Records from a collection:

** BEGIN **

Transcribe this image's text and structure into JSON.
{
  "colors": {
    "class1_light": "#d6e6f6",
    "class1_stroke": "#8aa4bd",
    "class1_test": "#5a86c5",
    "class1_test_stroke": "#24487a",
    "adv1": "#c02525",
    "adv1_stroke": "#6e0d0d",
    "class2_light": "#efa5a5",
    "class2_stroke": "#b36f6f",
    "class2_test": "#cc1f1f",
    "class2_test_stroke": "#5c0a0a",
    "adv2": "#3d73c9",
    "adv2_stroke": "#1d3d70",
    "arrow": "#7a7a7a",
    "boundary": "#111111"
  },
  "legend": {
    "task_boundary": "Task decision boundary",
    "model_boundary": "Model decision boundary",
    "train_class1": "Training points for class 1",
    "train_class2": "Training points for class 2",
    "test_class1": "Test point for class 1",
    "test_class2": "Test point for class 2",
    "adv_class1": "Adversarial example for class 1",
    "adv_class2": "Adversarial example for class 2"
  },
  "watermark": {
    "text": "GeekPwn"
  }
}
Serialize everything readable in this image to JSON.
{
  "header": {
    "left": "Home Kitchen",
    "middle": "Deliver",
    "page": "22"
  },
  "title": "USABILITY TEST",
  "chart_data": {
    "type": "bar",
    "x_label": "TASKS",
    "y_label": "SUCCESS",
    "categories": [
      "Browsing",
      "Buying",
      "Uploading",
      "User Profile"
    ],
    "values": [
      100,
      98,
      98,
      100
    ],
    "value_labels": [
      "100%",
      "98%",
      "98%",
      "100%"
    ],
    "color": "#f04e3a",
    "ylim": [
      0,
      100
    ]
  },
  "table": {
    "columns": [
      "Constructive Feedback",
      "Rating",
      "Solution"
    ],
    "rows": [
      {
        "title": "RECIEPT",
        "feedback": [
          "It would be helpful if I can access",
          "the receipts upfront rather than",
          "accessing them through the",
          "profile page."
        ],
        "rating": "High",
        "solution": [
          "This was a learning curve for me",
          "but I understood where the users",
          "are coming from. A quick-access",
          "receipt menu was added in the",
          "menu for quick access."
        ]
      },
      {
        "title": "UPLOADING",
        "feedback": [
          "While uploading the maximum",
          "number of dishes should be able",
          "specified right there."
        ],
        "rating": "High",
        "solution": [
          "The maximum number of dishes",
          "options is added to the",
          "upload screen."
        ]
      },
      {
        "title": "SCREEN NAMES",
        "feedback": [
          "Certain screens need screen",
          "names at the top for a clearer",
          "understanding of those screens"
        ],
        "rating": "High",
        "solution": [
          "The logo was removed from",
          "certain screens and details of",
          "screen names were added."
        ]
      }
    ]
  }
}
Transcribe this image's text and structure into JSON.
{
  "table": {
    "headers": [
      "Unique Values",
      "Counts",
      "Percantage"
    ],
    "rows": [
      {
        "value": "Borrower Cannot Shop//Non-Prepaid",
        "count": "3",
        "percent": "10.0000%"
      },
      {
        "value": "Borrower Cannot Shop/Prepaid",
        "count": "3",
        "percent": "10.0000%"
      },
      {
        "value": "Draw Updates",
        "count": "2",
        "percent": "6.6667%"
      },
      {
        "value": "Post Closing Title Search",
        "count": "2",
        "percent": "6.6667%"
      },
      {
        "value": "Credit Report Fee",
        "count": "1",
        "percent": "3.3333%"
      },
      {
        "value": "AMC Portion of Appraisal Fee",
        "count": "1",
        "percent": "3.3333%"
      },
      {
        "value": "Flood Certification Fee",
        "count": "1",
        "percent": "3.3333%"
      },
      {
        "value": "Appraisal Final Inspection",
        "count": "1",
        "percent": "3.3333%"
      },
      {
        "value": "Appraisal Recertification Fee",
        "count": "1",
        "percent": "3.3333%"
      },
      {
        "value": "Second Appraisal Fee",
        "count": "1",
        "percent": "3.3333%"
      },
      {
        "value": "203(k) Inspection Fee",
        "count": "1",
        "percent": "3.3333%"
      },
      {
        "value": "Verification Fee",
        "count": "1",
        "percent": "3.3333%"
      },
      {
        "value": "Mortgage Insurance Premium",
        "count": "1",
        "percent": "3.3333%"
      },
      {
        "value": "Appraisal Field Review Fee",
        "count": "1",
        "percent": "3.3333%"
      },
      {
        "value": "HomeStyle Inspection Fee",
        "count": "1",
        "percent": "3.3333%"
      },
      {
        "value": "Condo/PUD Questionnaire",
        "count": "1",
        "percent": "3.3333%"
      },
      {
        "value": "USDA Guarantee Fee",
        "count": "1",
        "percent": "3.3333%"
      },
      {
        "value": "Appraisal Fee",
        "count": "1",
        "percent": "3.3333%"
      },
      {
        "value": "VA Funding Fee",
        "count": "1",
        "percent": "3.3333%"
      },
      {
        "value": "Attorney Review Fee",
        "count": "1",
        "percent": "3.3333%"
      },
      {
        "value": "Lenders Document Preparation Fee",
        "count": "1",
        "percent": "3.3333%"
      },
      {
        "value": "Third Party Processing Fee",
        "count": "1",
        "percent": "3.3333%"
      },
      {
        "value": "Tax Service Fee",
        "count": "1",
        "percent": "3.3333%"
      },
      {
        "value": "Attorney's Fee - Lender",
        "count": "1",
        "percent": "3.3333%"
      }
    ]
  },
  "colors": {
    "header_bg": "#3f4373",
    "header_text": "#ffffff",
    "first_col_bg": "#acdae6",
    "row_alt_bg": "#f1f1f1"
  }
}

** END **

Exercise objective
Return the lines above exactly, keeping every word.

Worked answer
Transcribe this image's text and structure into JSON.
{
  "colors": {
    "class1_light": "#d6e6f6",
    "class1_stroke": "#8aa4bd",
    "class1_test": "#5a86c5",
    "class1_test_stroke": "#24487a",
    "adv1": "#c02525",
    "adv1_stroke": "#6e0d0d",
    "class2_light": "#efa5a5",
    "class2_stroke": "#b36f6f",
    "class2_test": "#cc1f1f",
    "class2_test_stroke": "#5c0a0a",
    "adv2": "#3d73c9",
    "adv2_stroke": "#1d3d70",
    "arrow": "#7a7a7a",
    "boundary": "#111111"
  },
  "legend": {
    "task_boundary": "Task decision boundary",
    "model_boundary": "Model decision boundary",
    "train_class1": "Training points for class 1",
    "train_class2": "Training points for class 2",
    "test_class1": "Test point for class 1",
    "test_class2": "Test point for class 2",
    "adv_class1": "Adversarial example for class 1",
    "adv_class2": "Adversarial example for class 2"
  },
  "watermark": {
    "text": "GeekPwn"
  }
}
Serialize everything readable in this image to JSON.
{
  "header": {
    "left": "Home Kitchen",
    "middle": "Deliver",
    "page": "22"
  },
  "title": "USABILITY TEST",
  "chart_data": {
    "type": "bar",
    "x_label": "TASKS",
    "y_label": "SUCCESS",
    "categories": [
      "Browsing",
      "Buying",
      "Uploading",
      "User Profile"
    ],
    "values": [
      100,
      98,
      98,
      100
    ],
    "value_labels": [
      "100%",
      "98%",
      "98%",
      "100%"
    ],
    "color": "#f04e3a",
    "ylim": [
      0,
      100
    ]
  },
  "table": {
    "columns": [
      "Constructive Feedback",
      "Rating",
      "Solution"
    ],
    "rows": [
      {
        "title": "RECIEPT",
        "feedback": [
          "It would be helpful if I can access",
          "the receipts upfront rather than",
          "accessing them through the",
          "profile page."
        ],
        "rating": "High",
        "solution": [
          "This was a learning curve for me",
          "but I understood where the users",
          "are coming from. A quick-access",
          "receipt menu was added in the",
          "menu for quick access."
        ]
      },
      {
        "title": "UPLOADING",
        "feedback": [
          "While uploading the maximum",
          "number of dishes should be able",
          "specified right there."
        ],
        "rating": "High",
        "solution": [
          "The maximum number of dishes",
          "options is added to the",
          "upload screen."
        ]
      },
      {
        "title": "SCREEN NAMES",
        "feedback": [
          "Certain screens need screen",
          "names at the top for a clearer",
          "understanding of those screens"
        ],
        "rating": "High",
        "solution": [
          "The logo was removed from",
          "certain screens and details of",
          "screen names were added."
        ]
      }
    ]
  }
}
Transcribe this image's text and structure into JSON.
{
  "table": {
    "headers": [
      "Unique Values",
      "Counts",
      "Percantage"
    ],
    "rows": [
      {
        "value": "Borrower Cannot Shop//Non-Prepaid",
        "count": "3",
        "percent": "10.0000%"
      },
      {
        "value": "Borrower Cannot Shop/Prepaid",
        "count": "3",
        "percent": "10.0000%"
      },
      {
        "value": "Draw Updates",
        "count": "2",
        "percent": "6.6667%"
      },
      {
        "value": "Post Closing Title Search",
        "count": "2",
        "percent": "6.6667%"
      },
      {
        "value": "Credit Report Fee",
        "count": "1",
        "percent": "3.3333%"
      },
      {
        "value": "AMC Portion of Appraisal Fee",
        "count": "1",
        "percent": "3.3333%"
      },
      {
        "value": "Flood Certification Fee",
        "count": "1",
        "percent": "3.3333%"
      },
      {
        "value": "Appraisal Final Inspection",
        "count": "1",
        "percent": "3.3333%"
      },
      {
        "value": "Appraisal Recertification Fee",
        "count": "1",
        "percent": "3.3333%"
      },
      {
        "value": "Second Appraisal Fee",
        "count": "1",
        "percent": "3.3333%"
      },
      {
        "value": "203(k) Inspection Fee",
        "count": "1",
        "percent": "3.3333%"
      },
      {
        "value": "Verification Fee",
        "count": "1",
        "percent": "3.3333%"
      },
      {
        "value": "Mortgage Insurance Premium",
        "count": "1",
        "percent": "3.3333%"
      },
      {
        "value": "Appraisal Field Review Fee",
        "count": "1",
        "percent": "3.3333%"
      },
      {
        "value": "HomeStyle Inspection Fee",
        "count": "1",
        "percent": "3.3333%"
      },
      {
        "value": "Condo/PUD Questionnaire",
        "count": "1",
        "percent": "3.3333%"
      },
      {
        "value": "USDA Guarantee Fee",
        "count": "1",
        "percent": "3.3333%"
      },
      {
        "value": "Appraisal Fee",
        "count": "1",
        "percent": "3.3333%"
      },
      {
        "value": "VA Funding Fee",
        "count": "1",
        "percent": "3.3333%"
      },
      {
        "value": "Attorney Review Fee",
        "count": "1",
        "percent": "3.3333%"
      },
      {
        "value": "Lenders Document Preparation Fee",
        "count": "1",
        "percent": "3.3333%"
      },
      {
        "value": "Third Party Processing Fee",
        "count": "1",
        "percent": "3.3333%"
      },
      {
        "value": "Tax Service Fee",
        "count": "1",
        "percent": "3.3333%"
      },
      {
        "value": "Attorney's Fee - Lender",
        "count": "1",
        "percent": "3.3333%"
      }
    ]
  },
  "colors": {
    "header_bg": "#3f4373",
    "header_text": "#ffffff",
    "first_col_bg": "#acdae6",
    "row_alt_bg": "#f1f1f1"
  }
}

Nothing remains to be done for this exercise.